## Instruction
Read the material below and tally how many lines hold the word "jobs", giving the number and nothing else.

## Given data
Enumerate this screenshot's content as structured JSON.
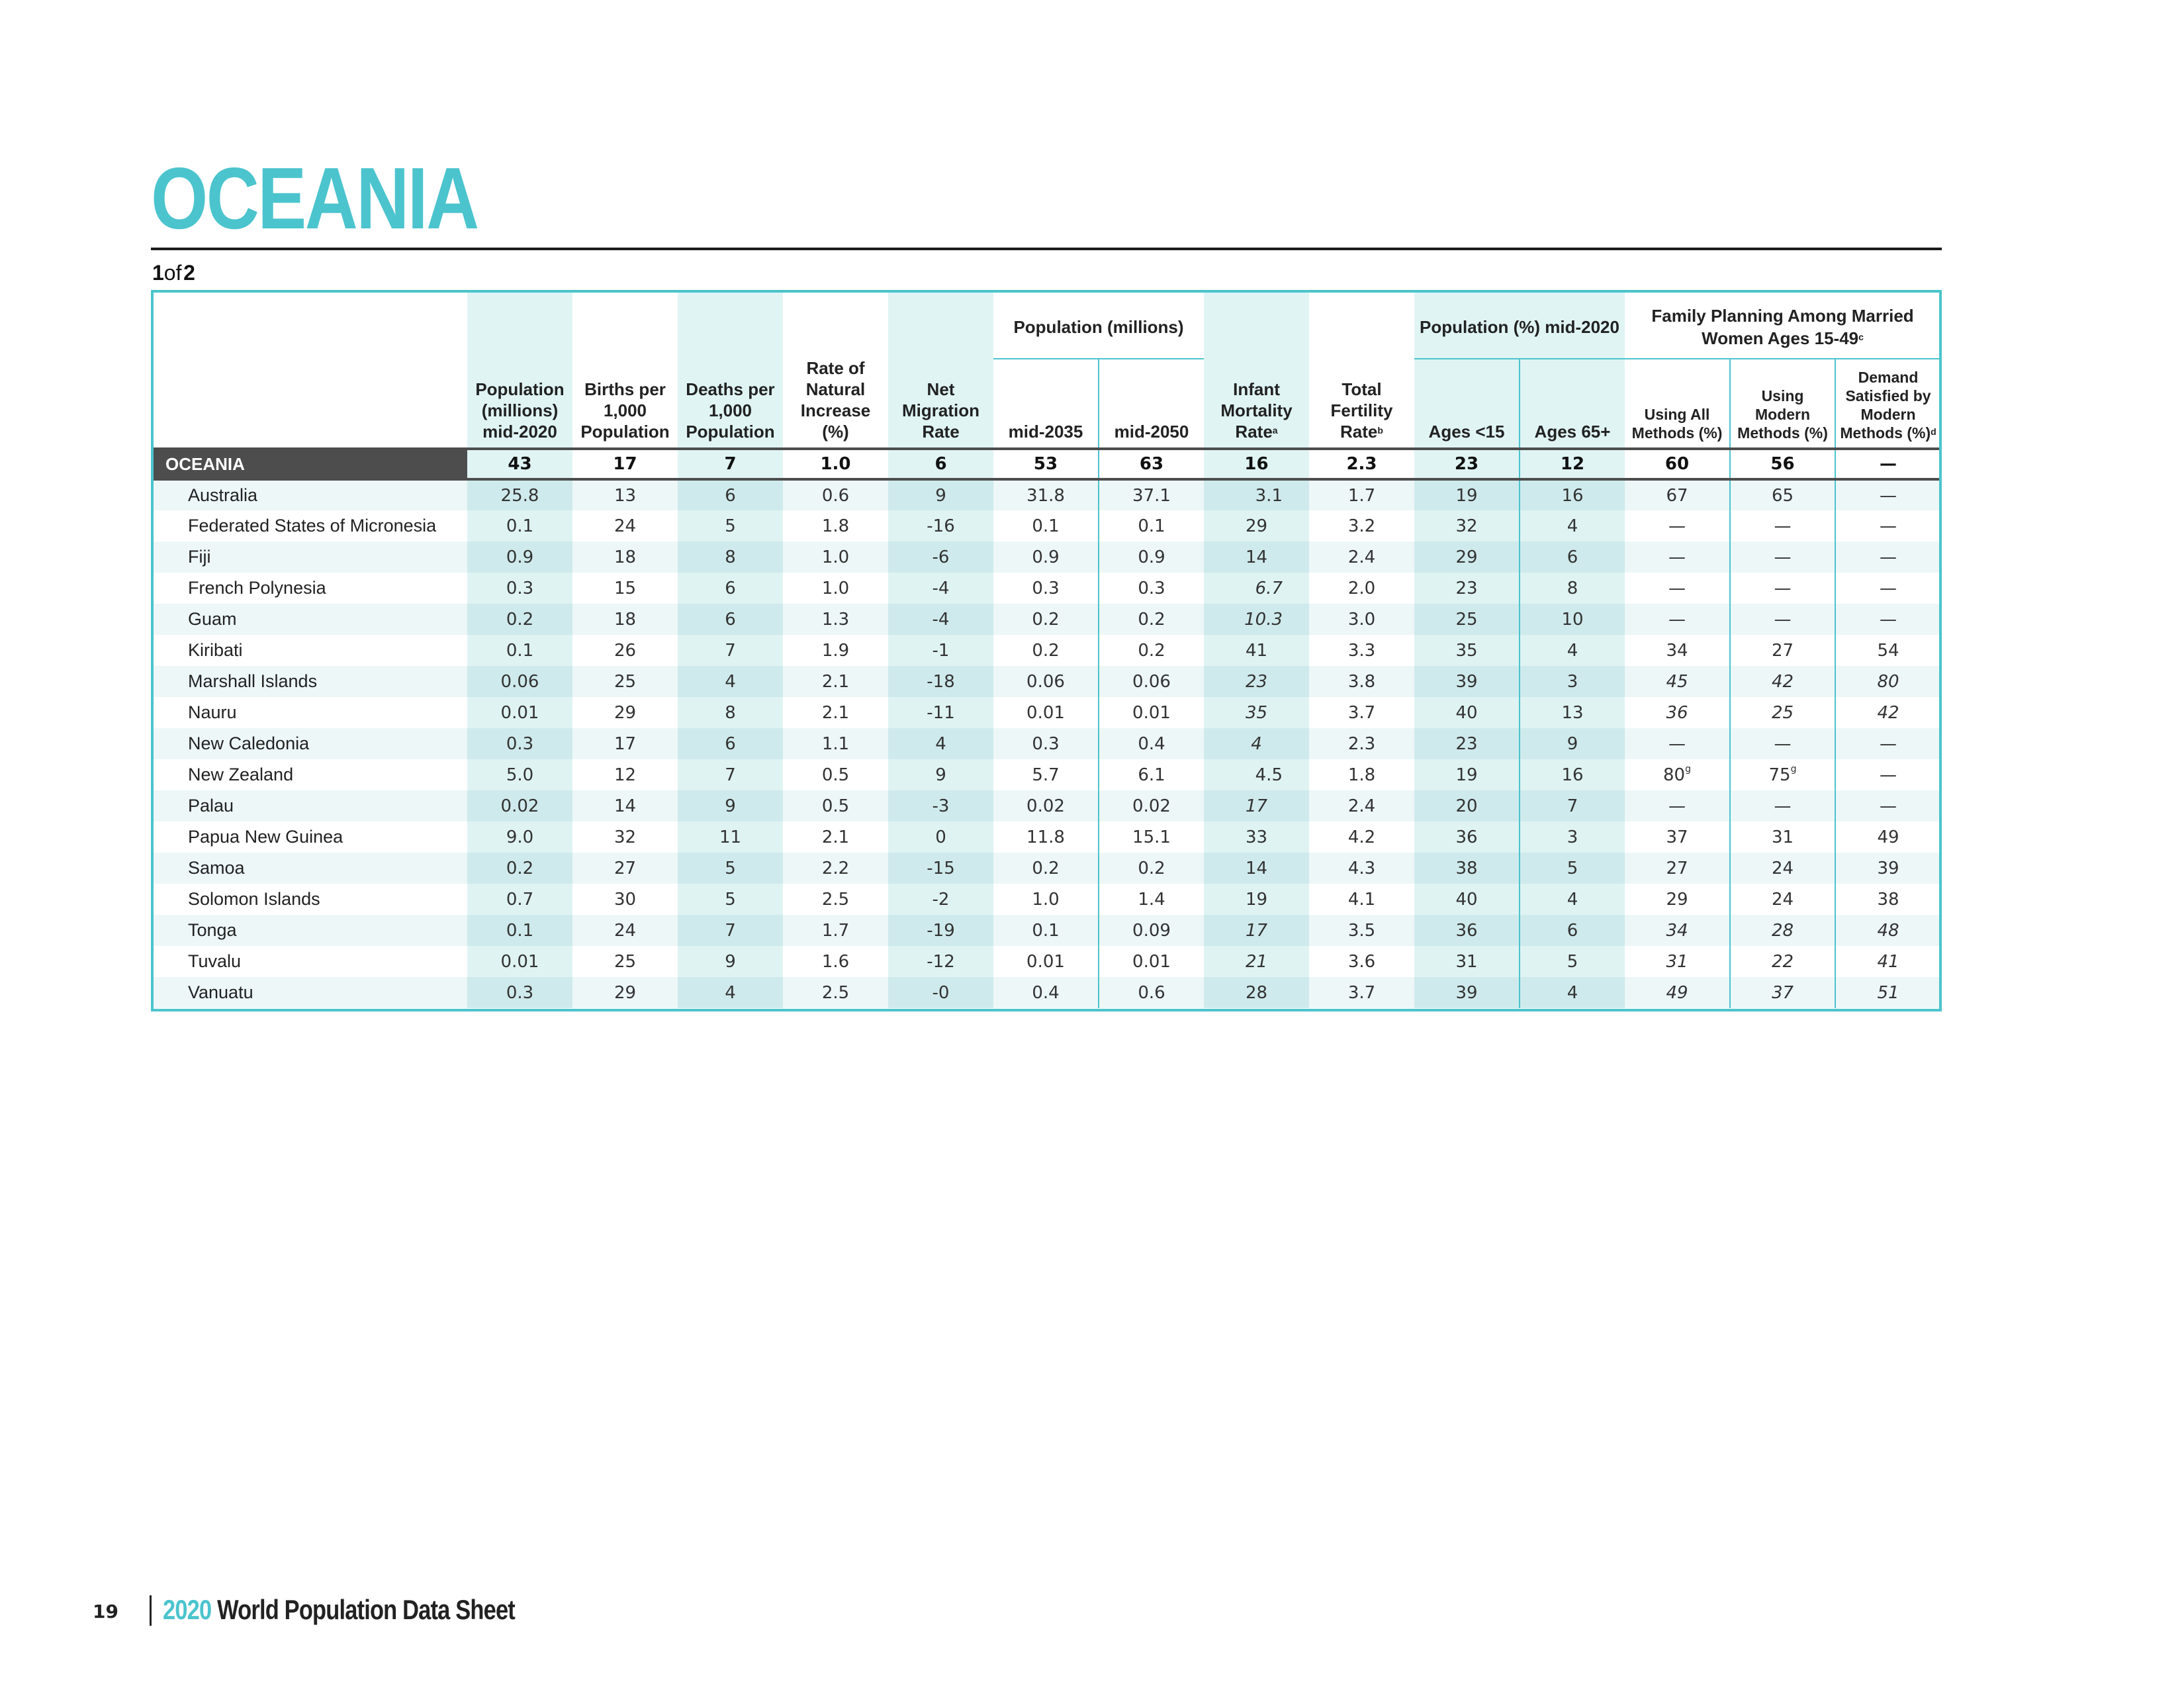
{
  "title": "OCEANIA",
  "page_indicator": {
    "current": "1",
    "of": "of",
    "total": "2"
  },
  "headers": {
    "group_population": "Population (millions)",
    "group_pop_pct": "Population (%) mid-2020",
    "group_family": "Family Planning Among Married Women Ages 15-49",
    "group_family_note": "c",
    "pop_mid2020": "Population (millions) mid-2020",
    "births": "Births per 1,000 Population",
    "deaths": "Deaths per 1,000 Population",
    "rni": "Rate of Natural Increase (%)",
    "migration": "Net Migration Rate",
    "mid2035": "mid-2035",
    "mid2050": "mid-2050",
    "imr": "Infant Mortality Rate",
    "imr_note": "a",
    "tfr": "Total Fertility Rate",
    "tfr_note": "b",
    "ages_lt15": "Ages <15",
    "ages_65": "Ages 65+",
    "using_all": "Using All Methods (%)",
    "using_modern": "Using Modern Methods (%)",
    "demand": "Demand Satisfied by Modern Methods (%)",
    "demand_note": "d"
  },
  "region": {
    "name": "OCEANIA",
    "values": [
      "43",
      "17",
      "7",
      "1.0",
      "6",
      "53",
      "63",
      "16",
      "2.3",
      "23",
      "12",
      "60",
      "56",
      "—"
    ]
  },
  "rows": [
    {
      "name": "Australia",
      "values": [
        "25.8",
        "13",
        "6",
        "0.6",
        "9",
        "31.8",
        "37.1",
        "3.1",
        "1.7",
        "19",
        "16",
        "67",
        "65",
        "—"
      ]
    },
    {
      "name": "Federated States of Micronesia",
      "values": [
        "0.1",
        "24",
        "5",
        "1.8",
        "-16",
        "0.1",
        "0.1",
        "29",
        "3.2",
        "32",
        "4",
        "—",
        "—",
        "—"
      ]
    },
    {
      "name": "Fiji",
      "values": [
        "0.9",
        "18",
        "8",
        "1.0",
        "-6",
        "0.9",
        "0.9",
        "14",
        "2.4",
        "29",
        "6",
        "—",
        "—",
        "—"
      ]
    },
    {
      "name": "French Polynesia",
      "values": [
        "0.3",
        "15",
        "6",
        "1.0",
        "-4",
        "0.3",
        "0.3",
        "6.7",
        "2.0",
        "23",
        "8",
        "—",
        "—",
        "—"
      ]
    },
    {
      "name": "Guam",
      "values": [
        "0.2",
        "18",
        "6",
        "1.3",
        "-4",
        "0.2",
        "0.2",
        "10.3",
        "3.0",
        "25",
        "10",
        "—",
        "—",
        "—"
      ]
    },
    {
      "name": "Kiribati",
      "values": [
        "0.1",
        "26",
        "7",
        "1.9",
        "-1",
        "0.2",
        "0.2",
        "41",
        "3.3",
        "35",
        "4",
        "34",
        "27",
        "54"
      ]
    },
    {
      "name": "Marshall Islands",
      "values": [
        "0.06",
        "25",
        "4",
        "2.1",
        "-18",
        "0.06",
        "0.06",
        "23",
        "3.8",
        "39",
        "3",
        "45",
        "42",
        "80"
      ]
    },
    {
      "name": "Nauru",
      "values": [
        "0.01",
        "29",
        "8",
        "2.1",
        "-11",
        "0.01",
        "0.01",
        "35",
        "3.7",
        "40",
        "13",
        "36",
        "25",
        "42"
      ]
    },
    {
      "name": "New Caledonia",
      "values": [
        "0.3",
        "17",
        "6",
        "1.1",
        "4",
        "0.3",
        "0.4",
        "4",
        "2.3",
        "23",
        "9",
        "—",
        "—",
        "—"
      ]
    },
    {
      "name": "New Zealand",
      "values": [
        "5.0",
        "12",
        "7",
        "0.5",
        "9",
        "5.7",
        "6.1",
        "4.5",
        "1.8",
        "19",
        "16",
        "80",
        "75",
        "—"
      ],
      "notes": {
        "11": "g",
        "12": "g"
      }
    },
    {
      "name": "Palau",
      "values": [
        "0.02",
        "14",
        "9",
        "0.5",
        "-3",
        "0.02",
        "0.02",
        "17",
        "2.4",
        "20",
        "7",
        "—",
        "—",
        "—"
      ]
    },
    {
      "name": "Papua New Guinea",
      "values": [
        "9.0",
        "32",
        "11",
        "2.1",
        "0",
        "11.8",
        "15.1",
        "33",
        "4.2",
        "36",
        "3",
        "37",
        "31",
        "49"
      ]
    },
    {
      "name": "Samoa",
      "values": [
        "0.2",
        "27",
        "5",
        "2.2",
        "-15",
        "0.2",
        "0.2",
        "14",
        "4.3",
        "38",
        "5",
        "27",
        "24",
        "39"
      ]
    },
    {
      "name": "Solomon Islands",
      "values": [
        "0.7",
        "30",
        "5",
        "2.5",
        "-2",
        "1.0",
        "1.4",
        "19",
        "4.1",
        "40",
        "4",
        "29",
        "24",
        "38"
      ]
    },
    {
      "name": "Tonga",
      "values": [
        "0.1",
        "24",
        "7",
        "1.7",
        "-19",
        "0.1",
        "0.09",
        "17",
        "3.5",
        "36",
        "6",
        "34",
        "28",
        "48"
      ]
    },
    {
      "name": "Tuvalu",
      "values": [
        "0.01",
        "25",
        "9",
        "1.6",
        "-12",
        "0.01",
        "0.01",
        "21",
        "3.6",
        "31",
        "5",
        "31",
        "22",
        "41"
      ]
    },
    {
      "name": "Vanuatu",
      "values": [
        "0.3",
        "29",
        "4",
        "2.5",
        "-0",
        "0.4",
        "0.6",
        "28",
        "3.7",
        "39",
        "4",
        "49",
        "37",
        "51"
      ]
    }
  ],
  "footer": {
    "page_number": "19",
    "year": "2020",
    "publication": "World Population Data Sheet"
  }
}
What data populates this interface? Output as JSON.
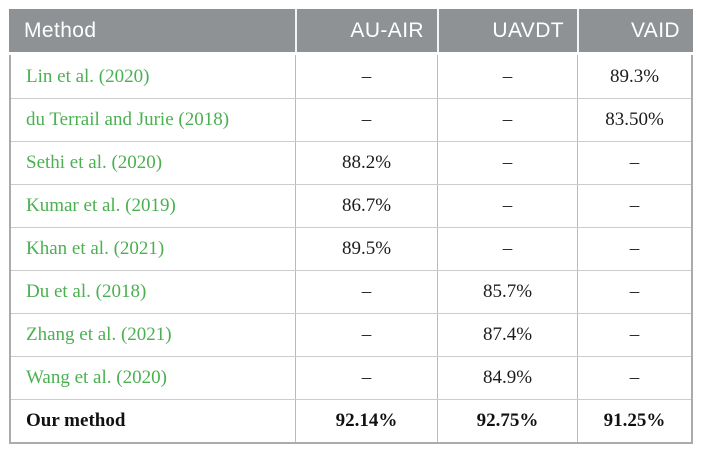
{
  "table": {
    "columns": [
      {
        "label": "Method"
      },
      {
        "label": "AU-AIR"
      },
      {
        "label": "UAVDT"
      },
      {
        "label": "VAID"
      }
    ],
    "rows": [
      {
        "method": "Lin et al. (2020)",
        "v0": "–",
        "v1": "–",
        "v2": "89.3%"
      },
      {
        "method": "du Terrail and Jurie (2018)",
        "v0": "–",
        "v1": "–",
        "v2": "83.50%"
      },
      {
        "method": "Sethi et al. (2020)",
        "v0": "88.2%",
        "v1": "–",
        "v2": "–"
      },
      {
        "method": "Kumar et al. (2019)",
        "v0": "86.7%",
        "v1": "–",
        "v2": "–"
      },
      {
        "method": "Khan et al. (2021)",
        "v0": "89.5%",
        "v1": "–",
        "v2": "–"
      },
      {
        "method": "Du et al. (2018)",
        "v0": "–",
        "v1": "85.7%",
        "v2": "–"
      },
      {
        "method": "Zhang et al. (2021)",
        "v0": "–",
        "v1": "87.4%",
        "v2": "–"
      },
      {
        "method": "Wang et al. (2020)",
        "v0": "–",
        "v1": "84.9%",
        "v2": "–"
      },
      {
        "method": "Our method",
        "v0": "92.14%",
        "v1": "92.75%",
        "v2": "91.25%"
      }
    ],
    "colors": {
      "header_bg": "#8e9294",
      "header_text": "#ffffff",
      "citation_green": "#4bb051",
      "value_text": "#1c1c1c",
      "outer_border": "#a9abac",
      "row_divider": "#cbcbcb",
      "column_divider": "#b9babb"
    }
  }
}
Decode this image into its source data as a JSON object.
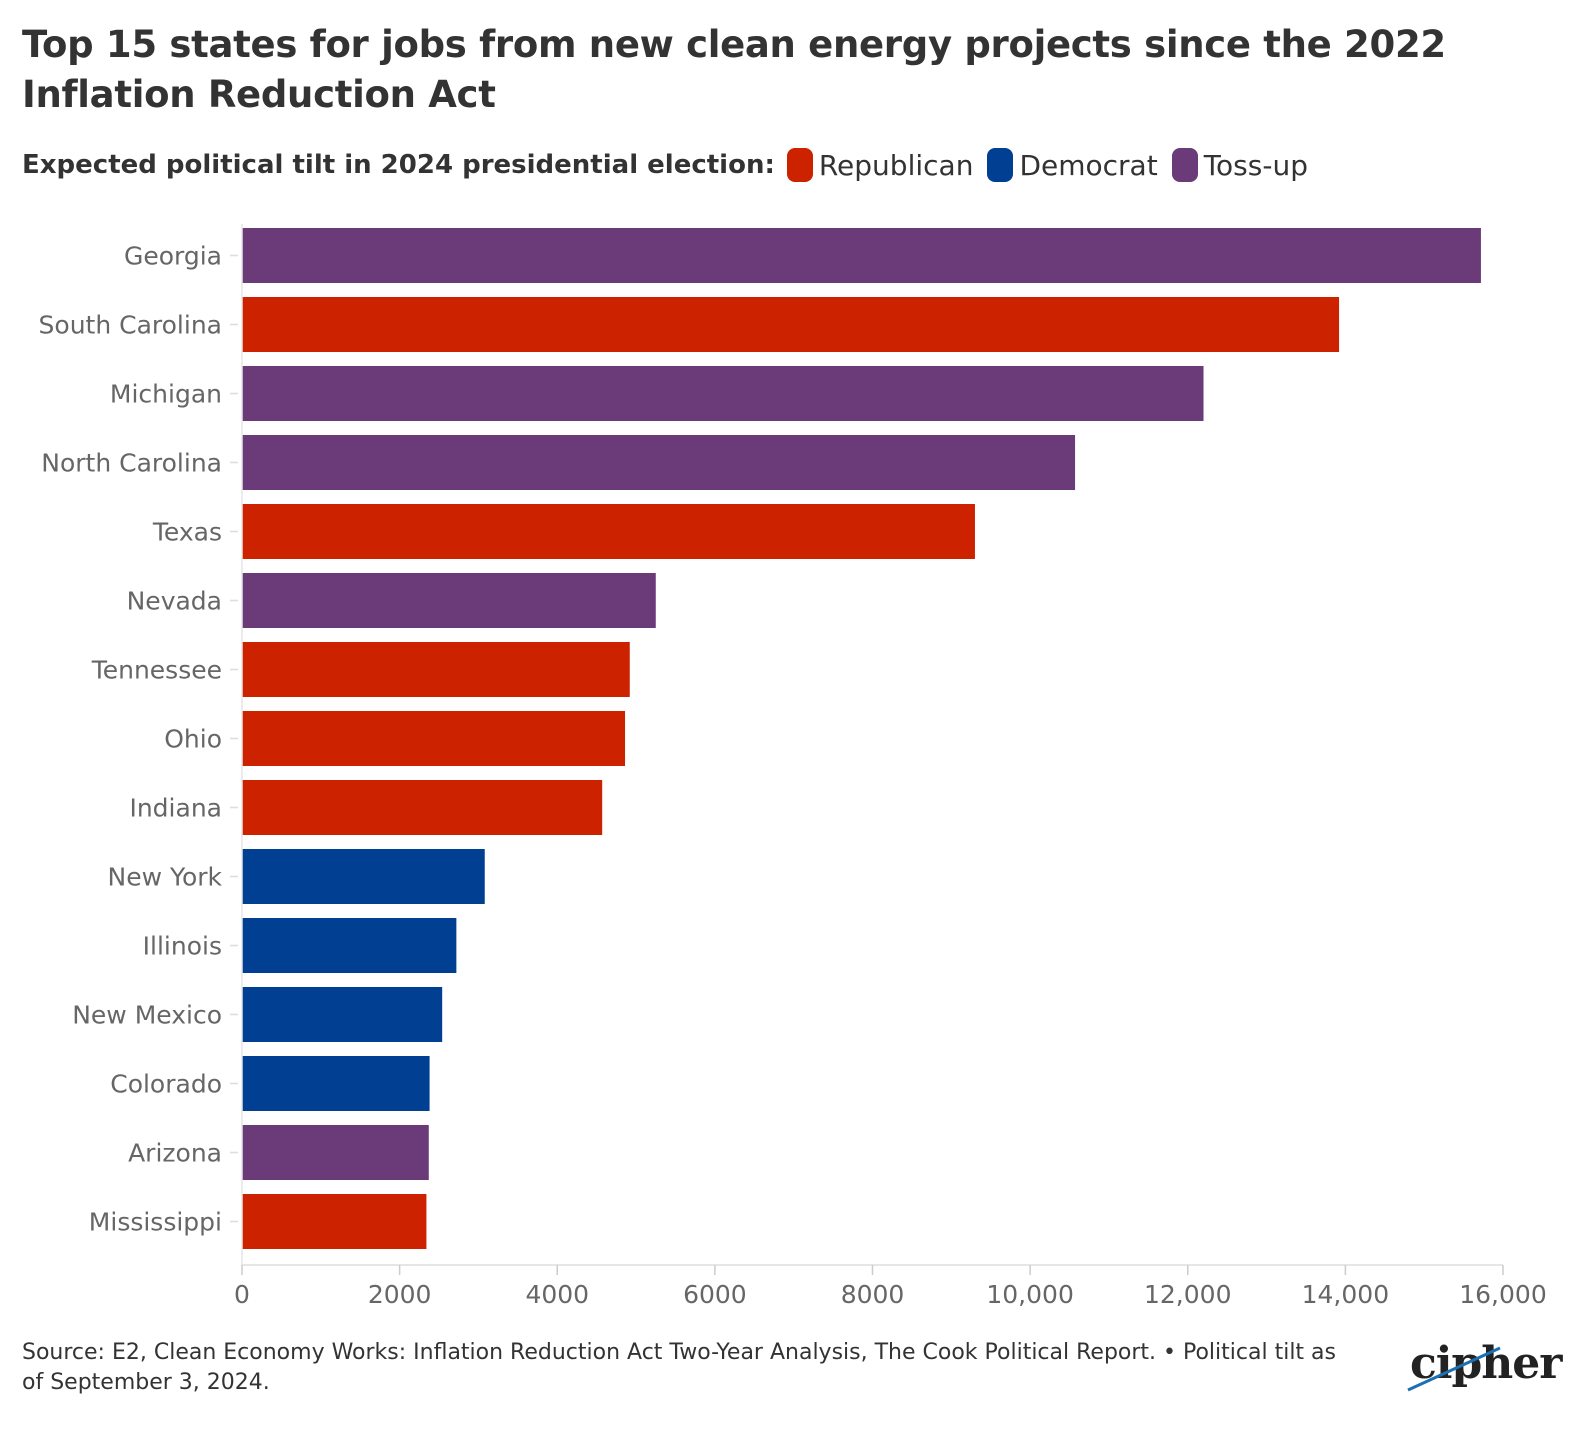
{
  "header": {
    "title": "Top 15 states for jobs from new clean energy projects since the 2022 Inflation Reduction Act"
  },
  "legend": {
    "title": "Expected political tilt in 2024 presidential election:",
    "items": [
      {
        "label": "Republican",
        "color": "#cc2200"
      },
      {
        "label": "Democrat",
        "color": "#003f91"
      },
      {
        "label": "Toss-up",
        "color": "#6b3a78"
      }
    ]
  },
  "chart_data": {
    "type": "bar",
    "orientation": "horizontal",
    "title": "Top 15 states for jobs from new clean energy projects since the 2022 Inflation Reduction Act",
    "xlabel": "",
    "ylabel": "",
    "xlim": [
      0,
      16000
    ],
    "x_ticks": [
      0,
      2000,
      4000,
      6000,
      8000,
      10000,
      12000,
      14000,
      16000
    ],
    "x_tick_labels": [
      "0",
      "2000",
      "4000",
      "6000",
      "8000",
      "10,000",
      "12,000",
      "14,000",
      "16,000"
    ],
    "grid": false,
    "legend_position": "top",
    "categories": [
      "Georgia",
      "South Carolina",
      "Michigan",
      "North Carolina",
      "Texas",
      "Nevada",
      "Tennessee",
      "Ohio",
      "Indiana",
      "New York",
      "Illinois",
      "New Mexico",
      "Colorado",
      "Arizona",
      "Mississippi"
    ],
    "values": [
      15720,
      13920,
      12200,
      10570,
      9300,
      5250,
      4920,
      4860,
      4570,
      3080,
      2720,
      2540,
      2380,
      2370,
      2340
    ],
    "tilt": [
      "Toss-up",
      "Republican",
      "Toss-up",
      "Toss-up",
      "Republican",
      "Toss-up",
      "Republican",
      "Republican",
      "Republican",
      "Democrat",
      "Democrat",
      "Democrat",
      "Democrat",
      "Toss-up",
      "Republican"
    ],
    "colors": {
      "Republican": "#cc2200",
      "Democrat": "#003f91",
      "Toss-up": "#6b3a78"
    }
  },
  "footer": {
    "source": "Source: E2, Clean Economy Works: Inflation Reduction Act Two-Year Analysis, The Cook Political Report. • Political tilt as of September 3, 2024.",
    "logo": "cipher"
  }
}
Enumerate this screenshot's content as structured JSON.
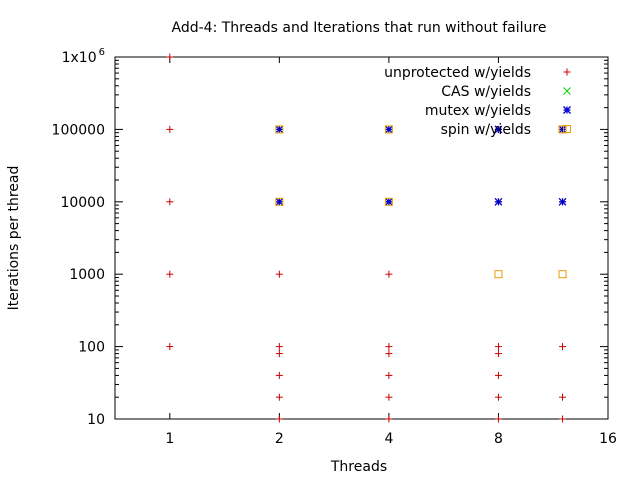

## Answer to the exercise
2